** begin Data to use **

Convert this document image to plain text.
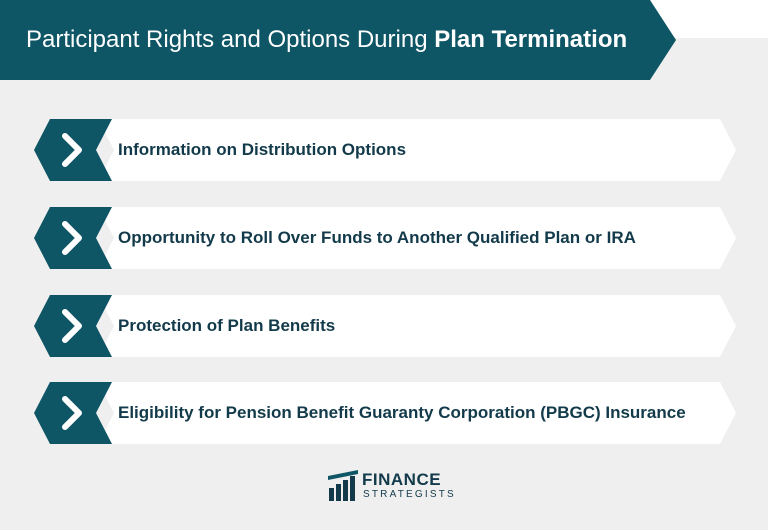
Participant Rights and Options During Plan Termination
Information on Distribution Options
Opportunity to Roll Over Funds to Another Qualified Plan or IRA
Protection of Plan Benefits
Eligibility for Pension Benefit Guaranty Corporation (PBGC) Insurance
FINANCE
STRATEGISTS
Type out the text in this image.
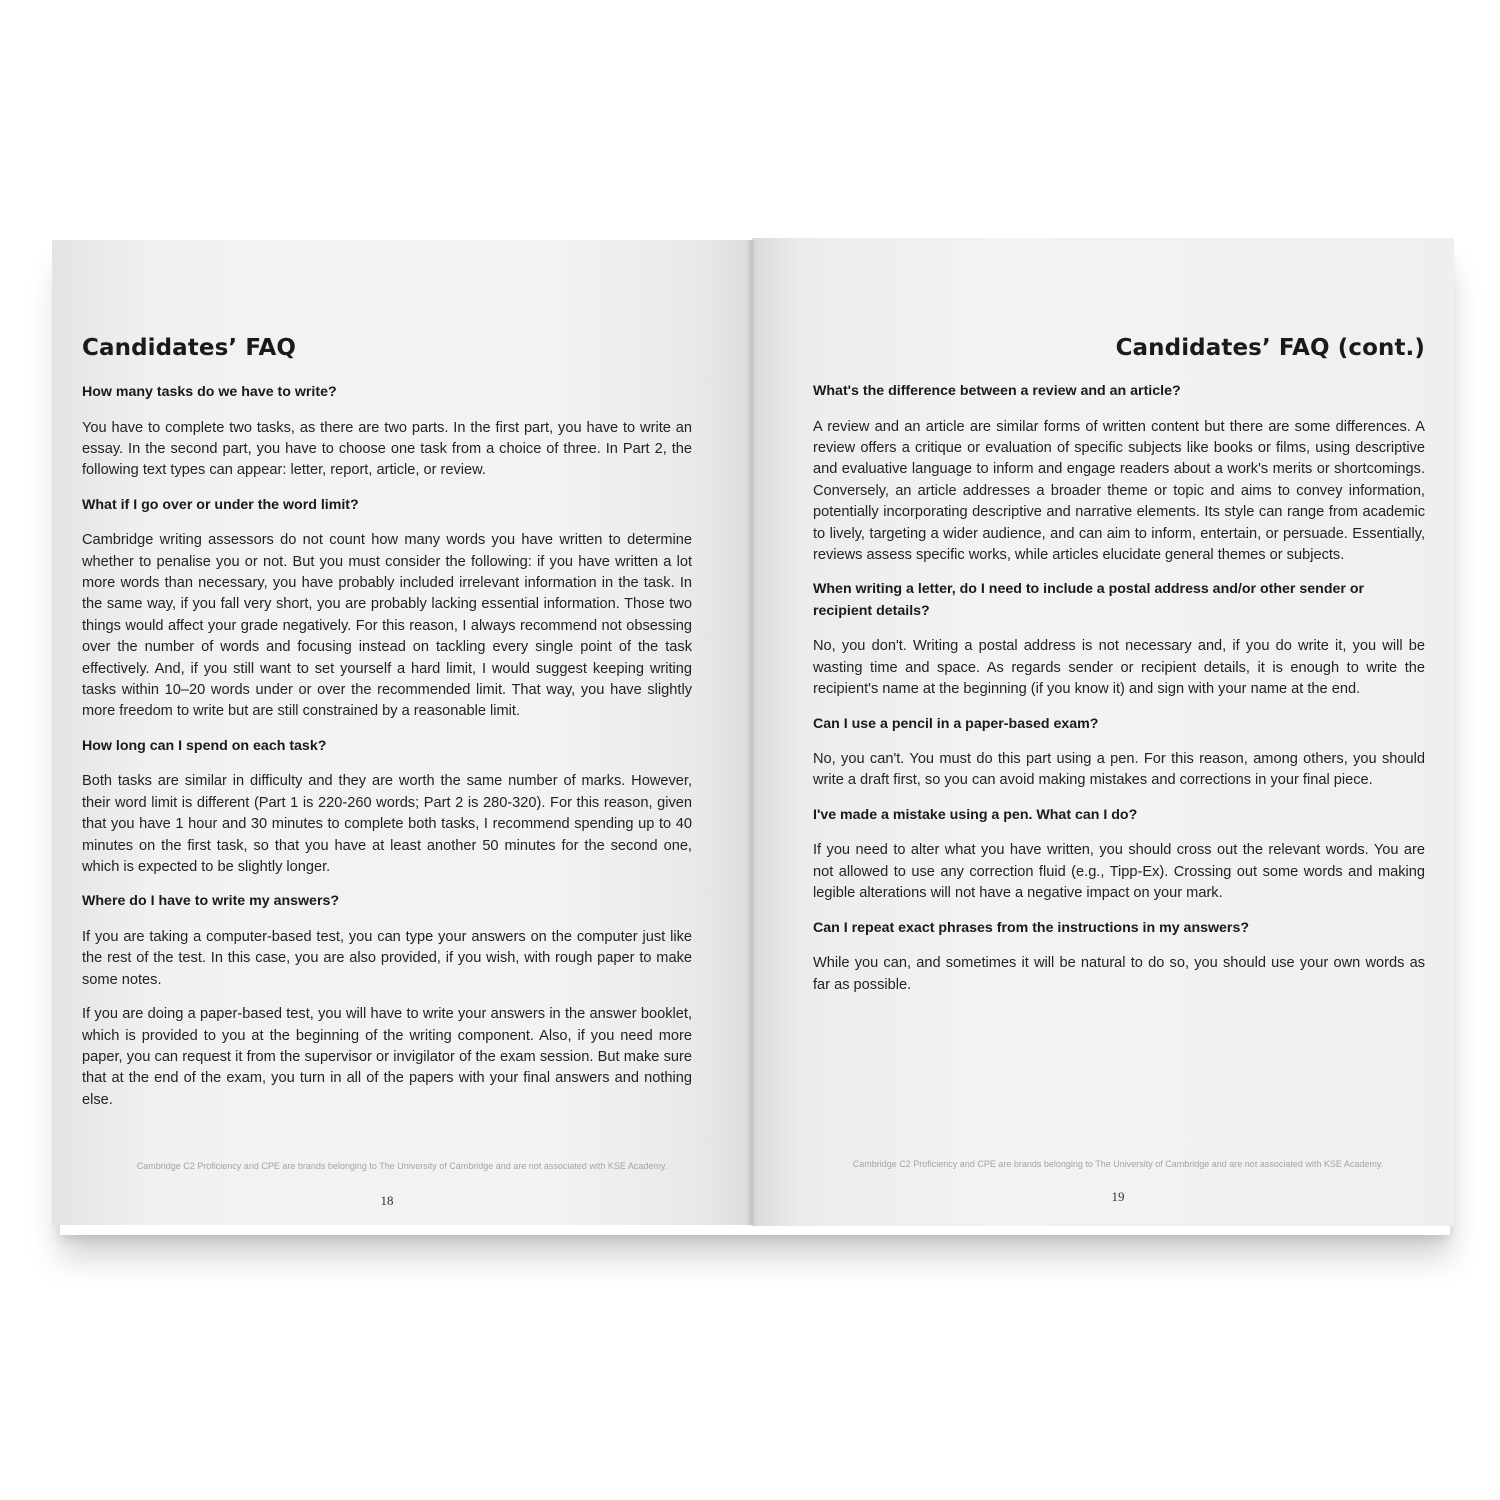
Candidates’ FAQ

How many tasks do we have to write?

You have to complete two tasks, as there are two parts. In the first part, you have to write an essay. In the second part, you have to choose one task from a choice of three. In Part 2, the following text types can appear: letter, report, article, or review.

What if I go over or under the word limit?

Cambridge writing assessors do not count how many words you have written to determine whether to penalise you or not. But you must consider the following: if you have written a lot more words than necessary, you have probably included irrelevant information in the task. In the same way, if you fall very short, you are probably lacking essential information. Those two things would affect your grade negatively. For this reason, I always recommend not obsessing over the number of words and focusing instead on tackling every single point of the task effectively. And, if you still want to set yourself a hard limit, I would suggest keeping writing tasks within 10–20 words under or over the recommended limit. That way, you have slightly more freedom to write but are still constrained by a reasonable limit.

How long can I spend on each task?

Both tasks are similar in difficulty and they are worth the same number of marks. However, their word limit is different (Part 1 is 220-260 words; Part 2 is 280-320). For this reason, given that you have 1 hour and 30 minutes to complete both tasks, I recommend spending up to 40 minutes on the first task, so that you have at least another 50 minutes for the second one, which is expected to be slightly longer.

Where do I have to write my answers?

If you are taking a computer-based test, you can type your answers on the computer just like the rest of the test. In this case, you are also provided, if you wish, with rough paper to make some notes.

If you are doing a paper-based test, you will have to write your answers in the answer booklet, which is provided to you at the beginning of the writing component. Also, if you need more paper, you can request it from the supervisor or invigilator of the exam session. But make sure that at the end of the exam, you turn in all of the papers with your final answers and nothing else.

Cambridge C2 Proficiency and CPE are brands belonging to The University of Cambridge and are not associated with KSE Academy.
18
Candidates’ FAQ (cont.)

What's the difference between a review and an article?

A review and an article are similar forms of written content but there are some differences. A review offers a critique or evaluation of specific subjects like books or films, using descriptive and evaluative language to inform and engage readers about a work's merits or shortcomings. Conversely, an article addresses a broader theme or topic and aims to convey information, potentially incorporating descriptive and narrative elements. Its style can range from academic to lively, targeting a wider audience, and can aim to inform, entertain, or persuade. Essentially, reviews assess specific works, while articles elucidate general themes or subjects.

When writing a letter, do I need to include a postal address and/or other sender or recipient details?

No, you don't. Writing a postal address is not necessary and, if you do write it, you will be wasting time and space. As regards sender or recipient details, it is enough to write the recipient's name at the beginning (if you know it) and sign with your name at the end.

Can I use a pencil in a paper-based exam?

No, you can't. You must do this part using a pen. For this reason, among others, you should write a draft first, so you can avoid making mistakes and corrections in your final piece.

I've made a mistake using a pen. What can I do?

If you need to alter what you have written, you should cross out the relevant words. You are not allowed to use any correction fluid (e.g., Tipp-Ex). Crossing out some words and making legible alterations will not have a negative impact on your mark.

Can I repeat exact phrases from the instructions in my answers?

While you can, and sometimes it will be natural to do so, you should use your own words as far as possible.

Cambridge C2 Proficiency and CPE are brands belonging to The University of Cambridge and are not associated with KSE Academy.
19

** end Data to use **

## Request
Work through the records above line by line and count those that hold the string "tasks". Give only the result.

## Expected answer
4